BEGIN
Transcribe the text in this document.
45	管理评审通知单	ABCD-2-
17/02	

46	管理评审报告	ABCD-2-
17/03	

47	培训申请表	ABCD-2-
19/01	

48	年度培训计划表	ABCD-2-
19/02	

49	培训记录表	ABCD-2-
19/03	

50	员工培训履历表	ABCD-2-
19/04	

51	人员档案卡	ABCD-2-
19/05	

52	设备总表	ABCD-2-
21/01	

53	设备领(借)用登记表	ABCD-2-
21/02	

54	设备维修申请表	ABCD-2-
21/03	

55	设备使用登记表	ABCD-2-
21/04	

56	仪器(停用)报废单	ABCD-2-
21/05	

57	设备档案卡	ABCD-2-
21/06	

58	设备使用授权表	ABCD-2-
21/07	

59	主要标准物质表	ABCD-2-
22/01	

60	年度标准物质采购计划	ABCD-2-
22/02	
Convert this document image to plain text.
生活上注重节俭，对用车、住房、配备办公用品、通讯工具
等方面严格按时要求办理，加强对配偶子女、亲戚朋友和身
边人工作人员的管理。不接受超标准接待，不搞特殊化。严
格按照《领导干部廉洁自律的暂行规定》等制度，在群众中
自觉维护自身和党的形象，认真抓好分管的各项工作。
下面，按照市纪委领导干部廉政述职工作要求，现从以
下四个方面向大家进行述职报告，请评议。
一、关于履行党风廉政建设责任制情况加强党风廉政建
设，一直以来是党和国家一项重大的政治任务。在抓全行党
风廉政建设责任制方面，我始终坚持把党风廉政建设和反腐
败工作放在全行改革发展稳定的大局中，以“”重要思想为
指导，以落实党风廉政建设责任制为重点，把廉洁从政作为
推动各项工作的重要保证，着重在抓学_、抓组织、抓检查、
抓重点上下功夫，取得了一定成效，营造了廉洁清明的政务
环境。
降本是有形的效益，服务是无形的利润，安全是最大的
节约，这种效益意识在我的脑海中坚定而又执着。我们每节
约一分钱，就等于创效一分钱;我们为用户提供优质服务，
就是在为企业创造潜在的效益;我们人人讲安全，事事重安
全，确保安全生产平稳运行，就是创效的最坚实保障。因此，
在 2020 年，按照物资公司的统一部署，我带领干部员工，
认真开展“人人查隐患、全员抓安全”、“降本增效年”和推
END
BEGIN
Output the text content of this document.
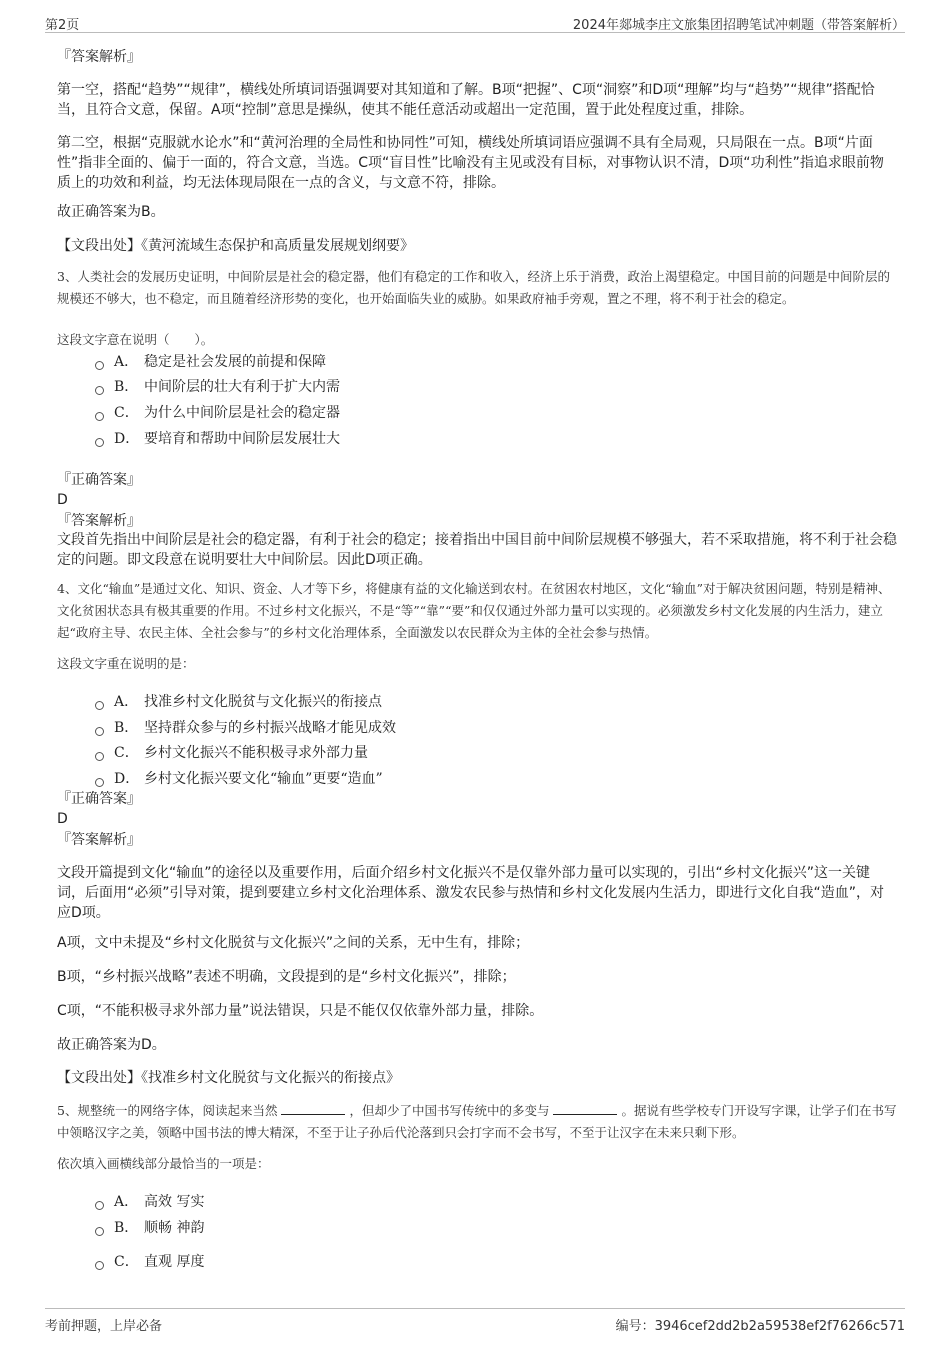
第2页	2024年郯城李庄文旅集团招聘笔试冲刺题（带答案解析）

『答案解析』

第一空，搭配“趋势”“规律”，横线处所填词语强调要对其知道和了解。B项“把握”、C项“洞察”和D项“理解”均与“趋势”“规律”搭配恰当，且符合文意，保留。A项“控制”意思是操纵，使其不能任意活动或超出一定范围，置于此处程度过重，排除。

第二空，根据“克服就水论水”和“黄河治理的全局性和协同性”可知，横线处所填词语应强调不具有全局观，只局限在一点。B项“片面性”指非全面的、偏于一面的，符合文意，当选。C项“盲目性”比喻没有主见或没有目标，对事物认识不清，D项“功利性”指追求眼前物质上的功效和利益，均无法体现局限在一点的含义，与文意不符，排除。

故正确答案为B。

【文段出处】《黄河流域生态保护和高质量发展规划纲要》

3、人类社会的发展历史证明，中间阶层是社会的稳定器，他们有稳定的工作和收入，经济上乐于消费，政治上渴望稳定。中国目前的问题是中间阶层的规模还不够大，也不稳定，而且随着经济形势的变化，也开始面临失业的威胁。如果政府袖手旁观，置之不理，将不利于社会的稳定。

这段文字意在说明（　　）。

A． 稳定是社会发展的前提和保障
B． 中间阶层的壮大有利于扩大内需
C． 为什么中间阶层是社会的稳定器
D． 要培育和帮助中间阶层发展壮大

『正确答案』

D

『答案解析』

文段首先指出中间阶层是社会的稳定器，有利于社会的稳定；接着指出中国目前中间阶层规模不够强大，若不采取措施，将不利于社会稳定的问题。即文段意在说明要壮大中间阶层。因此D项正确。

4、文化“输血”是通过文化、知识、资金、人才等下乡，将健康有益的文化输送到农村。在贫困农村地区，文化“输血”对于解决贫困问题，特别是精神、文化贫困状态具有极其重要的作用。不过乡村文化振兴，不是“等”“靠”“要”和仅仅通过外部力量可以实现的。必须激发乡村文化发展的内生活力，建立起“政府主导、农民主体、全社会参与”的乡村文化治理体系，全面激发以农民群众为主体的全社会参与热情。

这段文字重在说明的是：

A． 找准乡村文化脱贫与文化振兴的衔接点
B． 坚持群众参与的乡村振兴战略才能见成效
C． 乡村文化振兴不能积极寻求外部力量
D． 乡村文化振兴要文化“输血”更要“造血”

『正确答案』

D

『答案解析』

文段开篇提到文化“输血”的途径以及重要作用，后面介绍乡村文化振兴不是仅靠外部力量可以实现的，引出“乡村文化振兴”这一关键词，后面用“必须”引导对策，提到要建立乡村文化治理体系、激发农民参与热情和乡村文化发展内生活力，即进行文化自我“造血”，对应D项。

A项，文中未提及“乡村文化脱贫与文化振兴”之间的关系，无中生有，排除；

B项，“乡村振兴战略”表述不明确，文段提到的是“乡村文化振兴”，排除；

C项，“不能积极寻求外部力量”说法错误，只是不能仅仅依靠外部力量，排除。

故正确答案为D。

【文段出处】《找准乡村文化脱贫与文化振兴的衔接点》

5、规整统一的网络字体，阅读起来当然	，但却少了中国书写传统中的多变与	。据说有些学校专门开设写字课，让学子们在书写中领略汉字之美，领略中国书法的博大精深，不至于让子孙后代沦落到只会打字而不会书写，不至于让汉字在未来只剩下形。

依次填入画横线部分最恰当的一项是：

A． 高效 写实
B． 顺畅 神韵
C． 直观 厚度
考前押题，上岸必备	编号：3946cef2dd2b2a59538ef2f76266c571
END
» WHAT IS REQUIRED
Identify and extract each line of the listing that contains "document".

» COMPLETED TASK
Transcribe the text in this document.
Convert this document image to plain text.
Output the text content of this document.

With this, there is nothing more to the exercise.